Data entries:
------------------------------------------------------------------------
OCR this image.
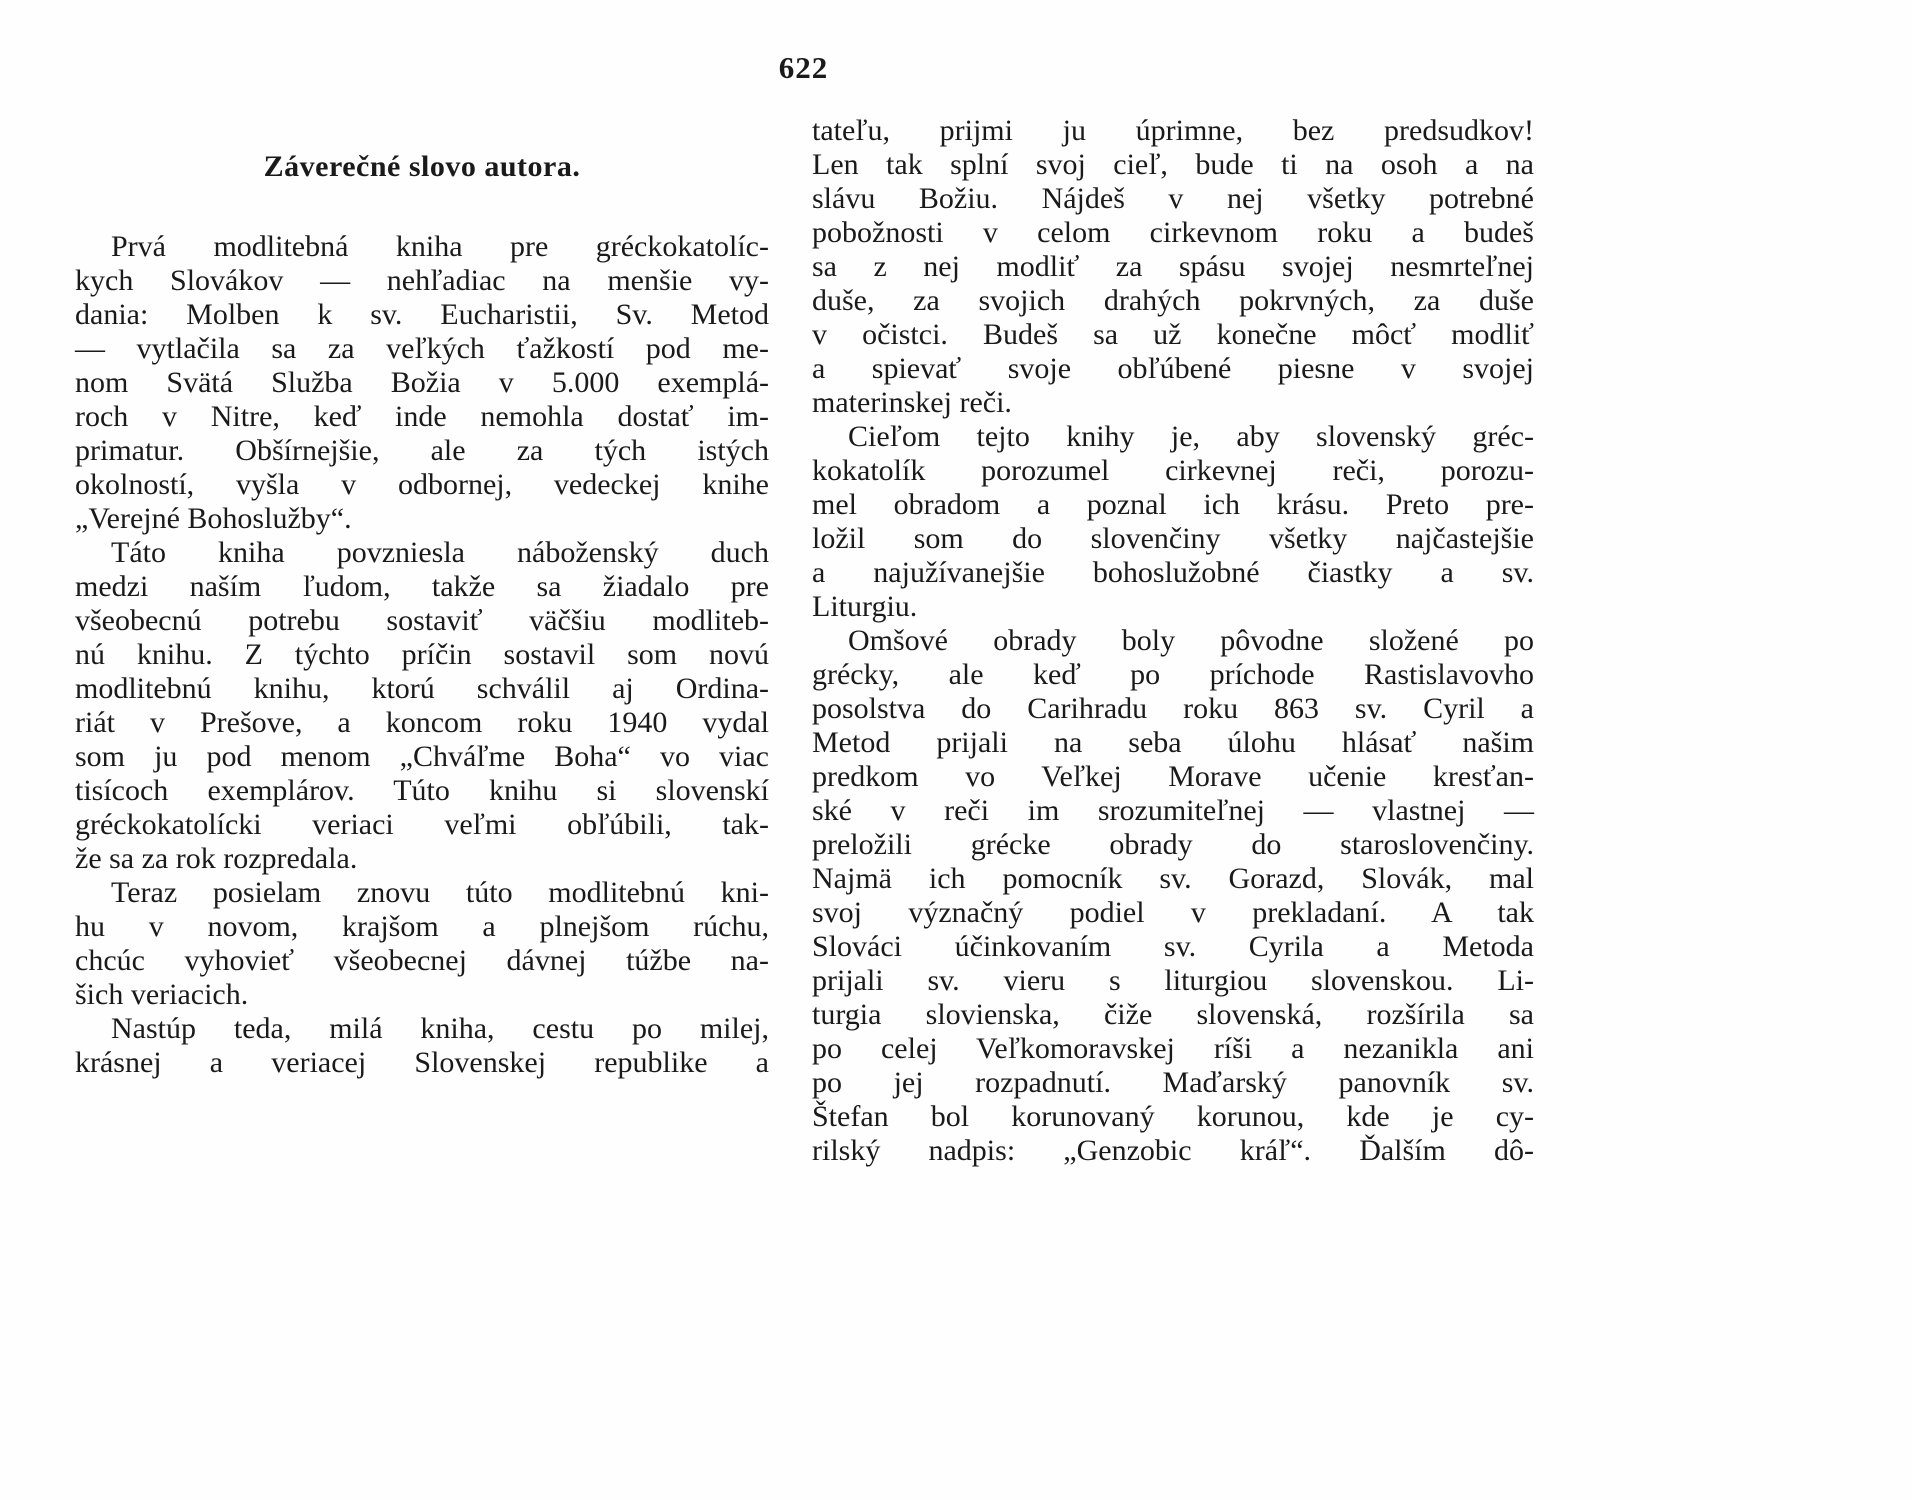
622
Záverečné slovo autora.
Prvá modlitebná kniha pre gréckokatolíc-
kych Slovákov — nehľadiac na menšie vy-
dania: Molben k sv. Eucharistii, Sv. Metod
— vytlačila sa za veľkých ťažkostí pod me-
nom Svätá Služba Božia v 5.000 exemplá-
roch v Nitre, keď inde nemohla dostať im-
primatur. Obšírnejšie, ale za tých istých
okolností, vyšla v odbornej, vedeckej knihe
„Verejné Bohoslužby“.
Táto kniha povzniesla náboženský duch
medzi naším ľudom, takže sa žiadalo pre
všeobecnú potrebu sostaviť väčšiu modliteb-
nú knihu. Z týchto príčin sostavil som novú
modlitebnú knihu, ktorú schválil aj Ordina-
riát v Prešove, a koncom roku 1940 vydal
som ju pod menom „Chváľme Boha“ vo viac
tisícoch exemplárov. Túto knihu si slovenskí
gréckokatolícki veriaci veľmi obľúbili, tak-
že sa za rok rozpredala.
Teraz posielam znovu túto modlitebnú kni-
hu v novom, krajšom a plnejšom rúchu,
chcúc vyhovieť všeobecnej dávnej túžbe na-
šich veriacich.
Nastúp teda, milá kniha, cestu po milej,
krásnej a veriacej Slovenskej republike a
tateľu, prijmi ju úprimne, bez predsudkov!
Len tak splní svoj cieľ, bude ti na osoh a na
slávu Božiu. Nájdeš v nej všetky potrebné
pobožnosti v celom cirkevnom roku a budeš
sa z nej modliť za spásu svojej nesmrteľnej
duše, za svojich drahých pokrvných, za duše
v očistci. Budeš sa už konečne môcť modliť
a spievať svoje obľúbené piesne v svojej
materinskej reči.
Cieľom tejto knihy je, aby slovenský gréc-
kokatolík porozumel cirkevnej reči, porozu-
mel obradom a poznal ich krásu. Preto pre-
ložil som do slovenčiny všetky najčastejšie
a najužívanejšie bohoslužobné čiastky a sv.
Liturgiu.
Omšové obrady boly pôvodne složené po
grécky, ale keď po príchode Rastislavovho
posolstva do Carihradu roku 863 sv. Cyril a
Metod prijali na seba úlohu hlásať našim
predkom vo Veľkej Morave učenie kresťan-
ské v reči im srozumiteľnej — vlastnej —
preložili grécke obrady do staroslovenčiny.
Najmä ich pomocník sv. Gorazd, Slovák, mal
svoj význačný podiel v prekladaní. A tak
Slováci účinkovaním sv. Cyrila a Metoda
prijali sv. vieru s liturgiou slovenskou. Li-
turgia slovienska, čiže slovenská, rozšírila sa
po celej Veľkomoravskej ríši a nezanikla ani
po jej rozpadnutí. Maďarský panovník sv.
Štefan bol korunovaný korunou, kde je cy-
rilský nadpis: „Genzobic kráľ“. Ďalším dô-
------------------------------------------------------------------------
Written exercise: Using the material above, report each line where "obrady" occurs.

Answer:
Omšové obrady boly pôvodne složené po
preložili grécke obrady do staroslovenčiny.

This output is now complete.